_WHAT TO WORK ON_. Return, without any change, the lines of the records below, from the line containing "detect and localize" up to and including the line containing "connector-v-41 xyxy=(681,956,719,1014)".

___ RECORD LIST

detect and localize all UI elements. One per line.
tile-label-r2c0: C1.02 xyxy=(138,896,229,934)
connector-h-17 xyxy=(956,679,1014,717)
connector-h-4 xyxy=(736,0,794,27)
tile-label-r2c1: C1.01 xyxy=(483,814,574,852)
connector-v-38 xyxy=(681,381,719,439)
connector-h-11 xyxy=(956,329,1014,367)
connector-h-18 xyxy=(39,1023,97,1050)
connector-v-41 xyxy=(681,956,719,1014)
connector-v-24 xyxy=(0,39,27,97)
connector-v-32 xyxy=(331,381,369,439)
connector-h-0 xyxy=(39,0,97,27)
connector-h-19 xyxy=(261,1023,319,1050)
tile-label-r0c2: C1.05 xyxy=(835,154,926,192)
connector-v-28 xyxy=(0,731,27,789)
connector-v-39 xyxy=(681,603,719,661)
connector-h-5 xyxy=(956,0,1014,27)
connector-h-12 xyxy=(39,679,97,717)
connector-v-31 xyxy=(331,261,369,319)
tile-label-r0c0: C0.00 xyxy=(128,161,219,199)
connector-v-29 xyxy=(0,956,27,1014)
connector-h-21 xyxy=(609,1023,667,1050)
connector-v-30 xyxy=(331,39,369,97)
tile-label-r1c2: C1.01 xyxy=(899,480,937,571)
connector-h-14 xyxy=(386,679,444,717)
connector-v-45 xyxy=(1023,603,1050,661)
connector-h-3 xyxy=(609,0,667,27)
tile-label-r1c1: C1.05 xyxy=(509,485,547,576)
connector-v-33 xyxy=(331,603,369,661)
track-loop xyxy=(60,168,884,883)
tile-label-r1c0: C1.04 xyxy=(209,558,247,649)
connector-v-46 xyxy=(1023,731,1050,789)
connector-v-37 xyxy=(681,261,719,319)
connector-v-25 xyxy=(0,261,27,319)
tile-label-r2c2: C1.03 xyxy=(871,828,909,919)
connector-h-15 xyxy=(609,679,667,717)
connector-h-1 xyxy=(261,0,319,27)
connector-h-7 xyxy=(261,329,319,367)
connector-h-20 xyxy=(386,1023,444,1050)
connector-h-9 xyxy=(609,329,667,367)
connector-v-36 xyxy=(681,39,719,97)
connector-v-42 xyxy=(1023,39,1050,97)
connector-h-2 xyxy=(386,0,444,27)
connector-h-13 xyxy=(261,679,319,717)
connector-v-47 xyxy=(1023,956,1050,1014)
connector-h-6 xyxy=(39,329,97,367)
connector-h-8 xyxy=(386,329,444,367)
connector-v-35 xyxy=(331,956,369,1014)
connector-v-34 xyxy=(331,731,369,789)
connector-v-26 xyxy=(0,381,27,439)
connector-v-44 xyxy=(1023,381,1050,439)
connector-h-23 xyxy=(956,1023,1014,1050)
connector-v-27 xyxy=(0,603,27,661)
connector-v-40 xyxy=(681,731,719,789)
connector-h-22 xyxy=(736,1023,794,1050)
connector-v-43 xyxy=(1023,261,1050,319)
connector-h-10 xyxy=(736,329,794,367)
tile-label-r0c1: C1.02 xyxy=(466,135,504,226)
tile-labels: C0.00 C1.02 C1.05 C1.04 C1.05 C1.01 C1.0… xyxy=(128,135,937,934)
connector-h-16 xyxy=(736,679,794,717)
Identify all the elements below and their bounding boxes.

______
___ RECORD LIST

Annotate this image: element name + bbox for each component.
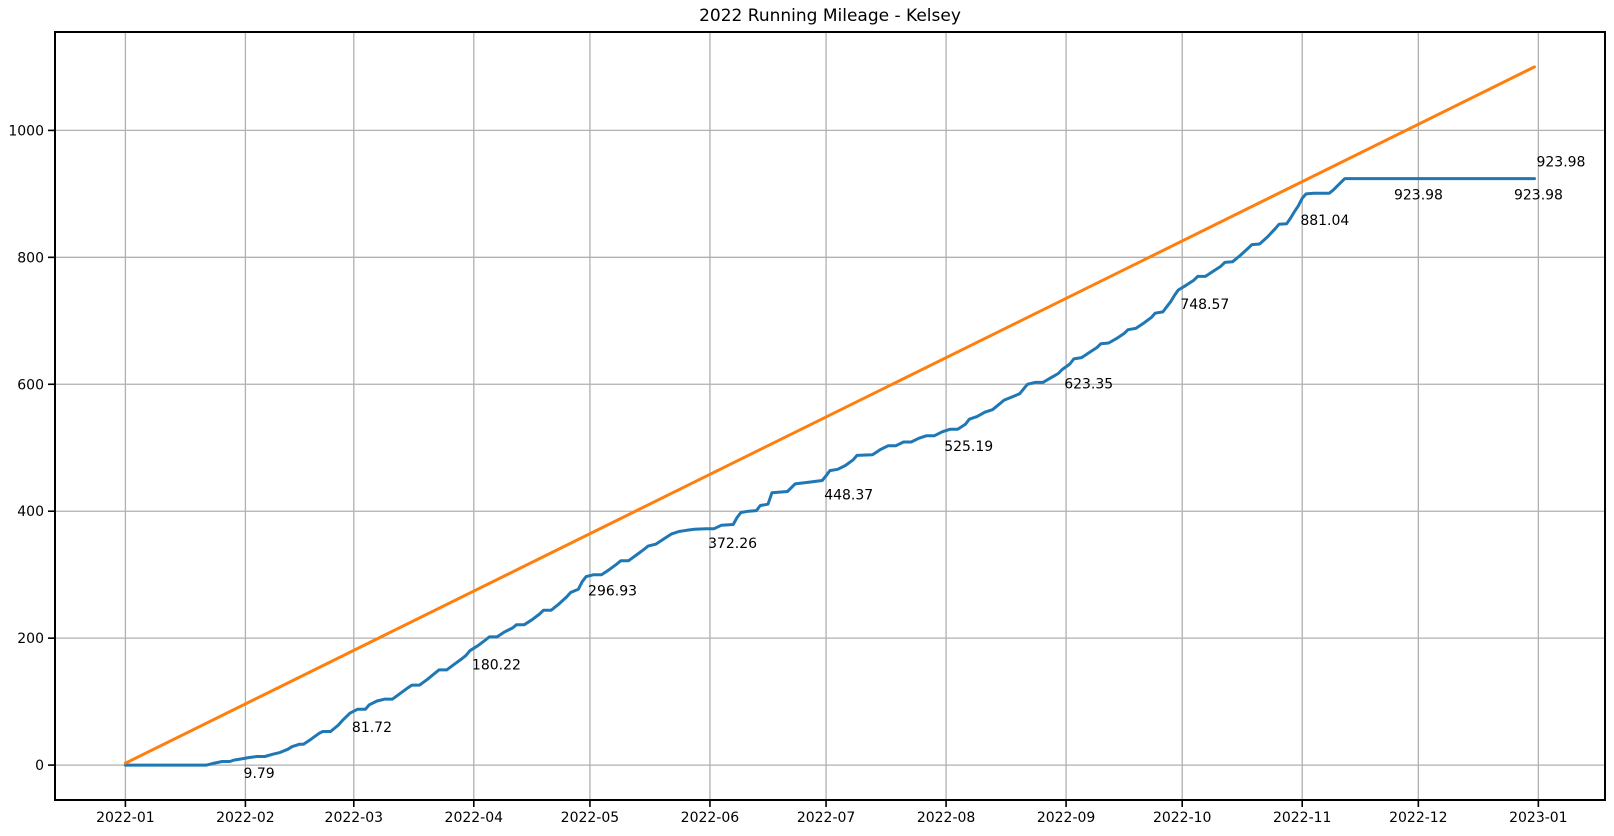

______

_TASK RESULT_.
detect and localize all UI elements. One per line.
tile-label-r2c0: C1.02 xyxy=(138,896,229,934)
connector-h-17 xyxy=(956,679,1014,717)
connector-h-4 xyxy=(736,0,794,27)
tile-label-r2c1: C1.01 xyxy=(483,814,574,852)
connector-v-38 xyxy=(681,381,719,439)
connector-h-11 xyxy=(956,329,1014,367)
connector-h-18 xyxy=(39,1023,97,1050)
connector-v-41 xyxy=(681,956,719,1014)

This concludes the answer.